SUPPLIED INFORMATION

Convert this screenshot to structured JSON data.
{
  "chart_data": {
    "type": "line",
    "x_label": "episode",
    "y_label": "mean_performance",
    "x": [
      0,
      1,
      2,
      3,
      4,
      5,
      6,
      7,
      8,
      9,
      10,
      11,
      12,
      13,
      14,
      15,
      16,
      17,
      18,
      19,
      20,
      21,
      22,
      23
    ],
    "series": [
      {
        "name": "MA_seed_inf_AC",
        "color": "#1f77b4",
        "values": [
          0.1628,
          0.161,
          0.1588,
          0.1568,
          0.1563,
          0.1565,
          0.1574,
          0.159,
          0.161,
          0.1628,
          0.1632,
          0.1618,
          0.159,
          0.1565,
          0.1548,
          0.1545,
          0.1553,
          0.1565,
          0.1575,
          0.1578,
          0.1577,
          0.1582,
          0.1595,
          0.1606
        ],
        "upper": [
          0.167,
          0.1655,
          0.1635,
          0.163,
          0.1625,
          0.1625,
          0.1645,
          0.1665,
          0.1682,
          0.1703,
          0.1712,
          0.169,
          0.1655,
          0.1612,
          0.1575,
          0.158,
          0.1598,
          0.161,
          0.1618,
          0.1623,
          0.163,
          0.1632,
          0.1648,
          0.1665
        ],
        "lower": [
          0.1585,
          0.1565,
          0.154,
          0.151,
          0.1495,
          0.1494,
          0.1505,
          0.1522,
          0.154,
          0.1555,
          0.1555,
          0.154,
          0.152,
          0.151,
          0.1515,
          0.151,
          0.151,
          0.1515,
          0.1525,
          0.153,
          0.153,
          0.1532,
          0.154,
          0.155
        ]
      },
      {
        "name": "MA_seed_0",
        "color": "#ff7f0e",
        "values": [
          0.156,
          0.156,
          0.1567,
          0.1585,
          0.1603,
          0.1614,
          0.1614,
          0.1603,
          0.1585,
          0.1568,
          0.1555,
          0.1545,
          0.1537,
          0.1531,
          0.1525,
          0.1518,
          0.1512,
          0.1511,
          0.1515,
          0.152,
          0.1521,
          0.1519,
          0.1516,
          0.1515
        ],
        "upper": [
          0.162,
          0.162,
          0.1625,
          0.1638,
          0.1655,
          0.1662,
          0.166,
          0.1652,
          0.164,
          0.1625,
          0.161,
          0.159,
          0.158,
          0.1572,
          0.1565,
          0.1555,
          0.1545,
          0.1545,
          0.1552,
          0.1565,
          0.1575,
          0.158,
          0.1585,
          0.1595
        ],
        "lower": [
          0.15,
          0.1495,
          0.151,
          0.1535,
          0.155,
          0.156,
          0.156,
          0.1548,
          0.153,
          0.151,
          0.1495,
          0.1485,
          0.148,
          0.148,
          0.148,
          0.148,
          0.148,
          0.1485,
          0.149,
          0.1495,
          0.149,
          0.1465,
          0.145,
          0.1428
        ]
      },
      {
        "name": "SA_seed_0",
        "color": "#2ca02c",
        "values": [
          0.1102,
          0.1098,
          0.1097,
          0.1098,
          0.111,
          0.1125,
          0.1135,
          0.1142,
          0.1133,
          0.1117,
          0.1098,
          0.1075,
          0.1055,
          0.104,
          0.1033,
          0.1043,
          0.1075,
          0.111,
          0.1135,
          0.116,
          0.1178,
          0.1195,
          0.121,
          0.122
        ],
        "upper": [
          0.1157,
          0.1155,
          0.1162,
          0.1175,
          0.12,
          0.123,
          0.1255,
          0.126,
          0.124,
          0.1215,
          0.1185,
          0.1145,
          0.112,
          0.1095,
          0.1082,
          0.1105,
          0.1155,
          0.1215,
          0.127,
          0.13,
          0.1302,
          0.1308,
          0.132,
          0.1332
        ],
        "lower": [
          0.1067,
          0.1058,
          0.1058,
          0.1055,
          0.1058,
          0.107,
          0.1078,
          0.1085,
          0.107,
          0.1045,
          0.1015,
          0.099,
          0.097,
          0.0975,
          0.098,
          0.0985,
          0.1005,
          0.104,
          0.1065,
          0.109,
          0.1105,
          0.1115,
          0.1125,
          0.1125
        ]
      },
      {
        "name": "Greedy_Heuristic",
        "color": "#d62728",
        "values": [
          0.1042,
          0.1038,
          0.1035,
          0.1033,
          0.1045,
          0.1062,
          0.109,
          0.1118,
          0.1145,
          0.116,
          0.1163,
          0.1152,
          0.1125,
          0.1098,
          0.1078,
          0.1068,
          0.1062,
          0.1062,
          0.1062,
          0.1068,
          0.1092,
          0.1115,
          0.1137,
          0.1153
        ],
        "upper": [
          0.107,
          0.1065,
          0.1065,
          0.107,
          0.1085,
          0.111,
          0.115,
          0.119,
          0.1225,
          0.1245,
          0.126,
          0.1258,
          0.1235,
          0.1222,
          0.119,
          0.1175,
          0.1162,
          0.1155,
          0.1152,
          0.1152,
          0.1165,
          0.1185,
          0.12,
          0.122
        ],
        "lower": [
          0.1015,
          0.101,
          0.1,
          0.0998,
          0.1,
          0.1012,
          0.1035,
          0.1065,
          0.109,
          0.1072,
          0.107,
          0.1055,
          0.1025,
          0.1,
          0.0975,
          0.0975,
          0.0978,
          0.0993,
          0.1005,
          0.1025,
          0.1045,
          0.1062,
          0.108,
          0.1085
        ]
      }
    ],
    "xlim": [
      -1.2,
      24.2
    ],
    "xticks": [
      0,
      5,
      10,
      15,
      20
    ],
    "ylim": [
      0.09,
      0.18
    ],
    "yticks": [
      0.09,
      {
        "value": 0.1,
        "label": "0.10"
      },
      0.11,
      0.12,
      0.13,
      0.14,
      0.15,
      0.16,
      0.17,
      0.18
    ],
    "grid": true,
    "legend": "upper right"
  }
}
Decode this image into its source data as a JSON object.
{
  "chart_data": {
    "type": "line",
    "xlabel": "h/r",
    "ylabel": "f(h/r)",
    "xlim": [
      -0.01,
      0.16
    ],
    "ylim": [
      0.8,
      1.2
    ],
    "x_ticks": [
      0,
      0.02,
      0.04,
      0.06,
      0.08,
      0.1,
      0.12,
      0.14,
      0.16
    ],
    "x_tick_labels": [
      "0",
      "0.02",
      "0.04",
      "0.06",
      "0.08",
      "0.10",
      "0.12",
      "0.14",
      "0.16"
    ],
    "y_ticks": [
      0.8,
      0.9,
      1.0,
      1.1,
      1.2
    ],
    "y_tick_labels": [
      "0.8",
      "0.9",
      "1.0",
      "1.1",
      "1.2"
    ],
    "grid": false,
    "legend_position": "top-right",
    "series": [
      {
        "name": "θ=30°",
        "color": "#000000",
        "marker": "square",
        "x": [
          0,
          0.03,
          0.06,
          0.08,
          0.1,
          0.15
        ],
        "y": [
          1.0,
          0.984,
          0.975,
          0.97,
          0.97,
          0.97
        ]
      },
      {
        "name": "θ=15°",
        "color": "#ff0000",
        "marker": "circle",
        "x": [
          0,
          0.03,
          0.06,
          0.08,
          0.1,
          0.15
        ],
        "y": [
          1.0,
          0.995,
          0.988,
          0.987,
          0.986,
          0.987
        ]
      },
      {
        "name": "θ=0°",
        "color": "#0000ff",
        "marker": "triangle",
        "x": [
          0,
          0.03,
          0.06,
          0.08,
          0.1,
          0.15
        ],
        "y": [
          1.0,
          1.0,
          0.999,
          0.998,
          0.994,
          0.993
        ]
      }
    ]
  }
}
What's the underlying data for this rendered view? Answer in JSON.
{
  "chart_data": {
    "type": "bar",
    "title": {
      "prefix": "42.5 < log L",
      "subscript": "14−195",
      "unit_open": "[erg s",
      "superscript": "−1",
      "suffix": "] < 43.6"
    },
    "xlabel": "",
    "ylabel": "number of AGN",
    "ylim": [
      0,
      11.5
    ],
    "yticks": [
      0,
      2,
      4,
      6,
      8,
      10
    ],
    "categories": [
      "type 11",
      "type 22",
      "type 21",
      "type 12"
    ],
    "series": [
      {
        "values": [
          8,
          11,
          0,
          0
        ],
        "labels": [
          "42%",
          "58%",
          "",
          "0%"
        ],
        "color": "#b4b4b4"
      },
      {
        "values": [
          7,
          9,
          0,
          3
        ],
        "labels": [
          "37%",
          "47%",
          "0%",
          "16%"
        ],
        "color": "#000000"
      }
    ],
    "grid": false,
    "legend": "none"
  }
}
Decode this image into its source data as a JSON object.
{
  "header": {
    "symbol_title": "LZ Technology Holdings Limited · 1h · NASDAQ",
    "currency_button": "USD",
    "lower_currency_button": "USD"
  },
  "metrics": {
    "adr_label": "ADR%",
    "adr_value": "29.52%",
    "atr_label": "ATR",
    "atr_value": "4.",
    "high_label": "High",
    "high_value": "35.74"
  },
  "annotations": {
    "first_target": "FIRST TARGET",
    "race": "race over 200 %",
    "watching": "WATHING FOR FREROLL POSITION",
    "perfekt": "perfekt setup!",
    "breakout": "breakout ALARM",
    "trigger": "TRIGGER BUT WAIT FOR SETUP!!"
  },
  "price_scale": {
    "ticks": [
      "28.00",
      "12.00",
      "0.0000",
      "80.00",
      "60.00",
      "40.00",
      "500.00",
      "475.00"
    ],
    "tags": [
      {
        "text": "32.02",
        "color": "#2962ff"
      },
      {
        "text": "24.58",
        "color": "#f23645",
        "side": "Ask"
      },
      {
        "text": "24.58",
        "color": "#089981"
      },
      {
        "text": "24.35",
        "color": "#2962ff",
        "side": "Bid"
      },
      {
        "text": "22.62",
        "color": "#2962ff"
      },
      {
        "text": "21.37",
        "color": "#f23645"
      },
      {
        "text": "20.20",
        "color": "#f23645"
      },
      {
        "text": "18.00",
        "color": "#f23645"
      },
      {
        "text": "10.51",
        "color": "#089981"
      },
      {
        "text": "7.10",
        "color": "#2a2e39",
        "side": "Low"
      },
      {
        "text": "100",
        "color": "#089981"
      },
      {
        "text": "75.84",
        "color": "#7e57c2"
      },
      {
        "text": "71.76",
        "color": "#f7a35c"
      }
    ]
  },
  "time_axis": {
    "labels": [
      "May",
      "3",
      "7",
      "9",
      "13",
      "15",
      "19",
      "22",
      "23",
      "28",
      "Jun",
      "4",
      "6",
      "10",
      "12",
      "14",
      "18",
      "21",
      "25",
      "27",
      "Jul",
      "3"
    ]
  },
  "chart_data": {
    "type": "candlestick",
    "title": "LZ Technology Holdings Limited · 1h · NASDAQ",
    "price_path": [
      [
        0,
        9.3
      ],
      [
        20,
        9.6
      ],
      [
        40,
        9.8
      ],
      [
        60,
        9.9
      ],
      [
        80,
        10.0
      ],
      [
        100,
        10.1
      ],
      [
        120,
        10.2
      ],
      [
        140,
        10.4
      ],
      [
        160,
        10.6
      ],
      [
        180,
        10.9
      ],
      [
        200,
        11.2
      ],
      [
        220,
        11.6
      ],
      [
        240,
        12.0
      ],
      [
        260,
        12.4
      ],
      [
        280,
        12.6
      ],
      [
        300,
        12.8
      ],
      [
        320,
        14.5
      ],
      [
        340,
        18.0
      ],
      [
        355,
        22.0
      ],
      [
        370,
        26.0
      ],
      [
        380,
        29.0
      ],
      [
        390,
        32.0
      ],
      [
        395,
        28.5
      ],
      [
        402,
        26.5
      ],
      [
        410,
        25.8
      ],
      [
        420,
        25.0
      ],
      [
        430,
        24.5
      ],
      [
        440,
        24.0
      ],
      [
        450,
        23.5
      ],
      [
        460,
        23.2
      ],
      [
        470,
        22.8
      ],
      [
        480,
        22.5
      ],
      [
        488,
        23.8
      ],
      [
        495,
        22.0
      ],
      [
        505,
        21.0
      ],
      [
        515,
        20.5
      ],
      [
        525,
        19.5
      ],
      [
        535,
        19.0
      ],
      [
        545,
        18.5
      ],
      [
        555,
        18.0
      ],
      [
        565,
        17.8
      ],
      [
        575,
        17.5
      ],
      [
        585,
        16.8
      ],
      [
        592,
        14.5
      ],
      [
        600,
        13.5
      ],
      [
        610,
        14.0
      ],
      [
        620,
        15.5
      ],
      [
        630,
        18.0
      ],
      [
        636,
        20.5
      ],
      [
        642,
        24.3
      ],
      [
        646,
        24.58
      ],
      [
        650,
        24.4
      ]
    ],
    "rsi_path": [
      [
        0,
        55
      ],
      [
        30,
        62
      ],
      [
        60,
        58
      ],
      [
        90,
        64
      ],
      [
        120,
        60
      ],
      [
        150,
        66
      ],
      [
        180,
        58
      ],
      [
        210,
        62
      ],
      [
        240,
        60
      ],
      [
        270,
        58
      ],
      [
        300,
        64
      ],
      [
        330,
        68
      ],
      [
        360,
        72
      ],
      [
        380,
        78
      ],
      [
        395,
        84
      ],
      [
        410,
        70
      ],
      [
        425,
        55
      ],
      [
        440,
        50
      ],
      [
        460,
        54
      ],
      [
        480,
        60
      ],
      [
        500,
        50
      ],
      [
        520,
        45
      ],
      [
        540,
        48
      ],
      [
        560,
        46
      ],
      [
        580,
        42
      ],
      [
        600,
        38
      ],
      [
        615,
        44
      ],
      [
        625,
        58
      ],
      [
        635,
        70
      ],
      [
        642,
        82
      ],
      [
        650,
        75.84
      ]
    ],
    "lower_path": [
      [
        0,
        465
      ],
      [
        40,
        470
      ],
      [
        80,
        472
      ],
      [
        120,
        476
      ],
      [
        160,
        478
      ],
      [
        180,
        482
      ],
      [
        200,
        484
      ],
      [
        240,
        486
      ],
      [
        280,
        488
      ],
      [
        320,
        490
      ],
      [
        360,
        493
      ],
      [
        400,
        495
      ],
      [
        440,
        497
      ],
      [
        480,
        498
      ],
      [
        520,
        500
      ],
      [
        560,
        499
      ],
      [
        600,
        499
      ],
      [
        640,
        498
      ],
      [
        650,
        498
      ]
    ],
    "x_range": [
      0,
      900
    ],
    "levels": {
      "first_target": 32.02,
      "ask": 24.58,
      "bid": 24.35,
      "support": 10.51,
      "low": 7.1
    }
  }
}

WHAT IS BEING ASKED
Go over the records above line by line and count those holding the word "Limited". Reply only with the number.

FINISHED ANSWER
2